PROBLEM DETAILS — The entries below contain pictures. Retype everything except those pictures, exactly as given.

┏━━

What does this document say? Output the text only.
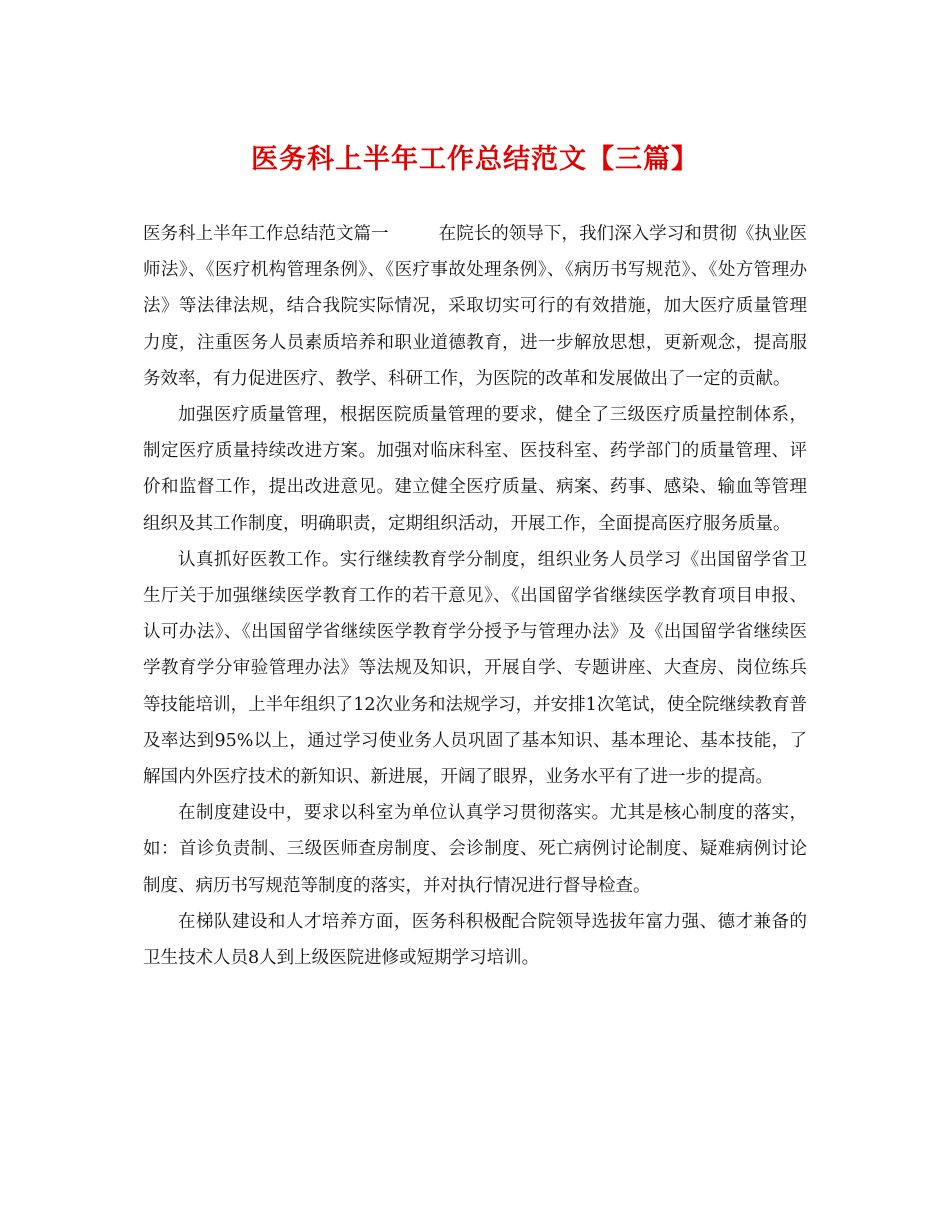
医务科上半年工作总结范文【三篇】

医务科上半年工作总结范文篇一	在院长的领导下，我们深入学习和贯彻《执业医师法》、《医疗机构管理条例》、《医疗事故处理条例》、《病历书写规范》、《处方管理办法》等法律法规，结合我院实际情况，采取切实可行的有效措施，加大医疗质量管理力度，注重医务人员素质培养和职业道德教育，进一步解放思想，更新观念，提高服务效率，有力促进医疗、教学、科研工作，为医院的改革和发展做出了一定的贡献。

加强医疗质量管理，根据医院质量管理的要求，健全了三级医疗质量控制体系，制定医疗质量持续改进方案。加强对临床科室、医技科室、药学部门的质量管理、评价和监督工作，提出改进意见。建立健全医疗质量、病案、药事、感染、输血等管理组织及其工作制度，明确职责，定期组织活动，开展工作，全面提高医疗服务质量。

认真抓好医教工作。实行继续教育学分制度，组织业务人员学习《出国留学省卫生厅关于加强继续医学教育工作的若干意见》、《出国留学省继续医学教育项目申报、认可办法》、《出国留学省继续医学教育学分授予与管理办法》及《出国留学省继续医学教育学分审验管理办法》等法规及知识，开展自学、专题讲座、大查房、岗位练兵等技能培训，上半年组织了12次业务和法规学习，并安排1次笔试，使全院继续教育普及率达到95%以上，通过学习使业务人员巩固了基本知识、基本理论、基本技能，了解国内外医疗技术的新知识、新进展，开阔了眼界，业务水平有了进一步的提高。

在制度建设中，要求以科室为单位认真学习贯彻落实。尤其是核心制度的落实，如：首诊负责制、三级医师查房制度、会诊制度、死亡病例讨论制度、疑难病例讨论制度、病历书写规范等制度的落实，并对执行情况进行督导检查。

在梯队建设和人才培养方面，医务科积极配合院领导选拔年富力强、德才兼备的卫生技术人员8人到上级医院进修或短期学习培训。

┗━━

EXERCISE RESULT —
What does this document say? Output the text only.
医务科上半年工作总结范文【三篇】

医务科上半年工作总结范文篇一	在院长的领导下，我们深入学习和贯彻《执业医师法》、《医疗机构管理条例》、《医疗事故处理条例》、《病历书写规范》、《处方管理办法》等法律法规，结合我院实际情况，采取切实可行的有效措施，加大医疗质量管理力度，注重医务人员素质培养和职业道德教育，进一步解放思想，更新观念，提高服务效率，有力促进医疗、教学、科研工作，为医院的改革和发展做出了一定的贡献。

加强医疗质量管理，根据医院质量管理的要求，健全了三级医疗质量控制体系，制定医疗质量持续改进方案。加强对临床科室、医技科室、药学部门的质量管理、评价和监督工作，提出改进意见。建立健全医疗质量、病案、药事、感染、输血等管理组织及其工作制度，明确职责，定期组织活动，开展工作，全面提高医疗服务质量。

认真抓好医教工作。实行继续教育学分制度，组织业务人员学习《出国留学省卫生厅关于加强继续医学教育工作的若干意见》、《出国留学省继续医学教育项目申报、认可办法》、《出国留学省继续医学教育学分授予与管理办法》及《出国留学省继续医学教育学分审验管理办法》等法规及知识，开展自学、专题讲座、大查房、岗位练兵等技能培训，上半年组织了12次业务和法规学习，并安排1次笔试，使全院继续教育普及率达到95%以上，通过学习使业务人员巩固了基本知识、基本理论、基本技能，了解国内外医疗技术的新知识、新进展，开阔了眼界，业务水平有了进一步的提高。

在制度建设中，要求以科室为单位认真学习贯彻落实。尤其是核心制度的落实，如：首诊负责制、三级医师查房制度、会诊制度、死亡病例讨论制度、疑难病例讨论制度、病历书写规范等制度的落实，并对执行情况进行督导检查。

在梯队建设和人才培养方面，医务科积极配合院领导选拔年富力强、德才兼备的卫生技术人员8人到上级医院进修或短期学习培训。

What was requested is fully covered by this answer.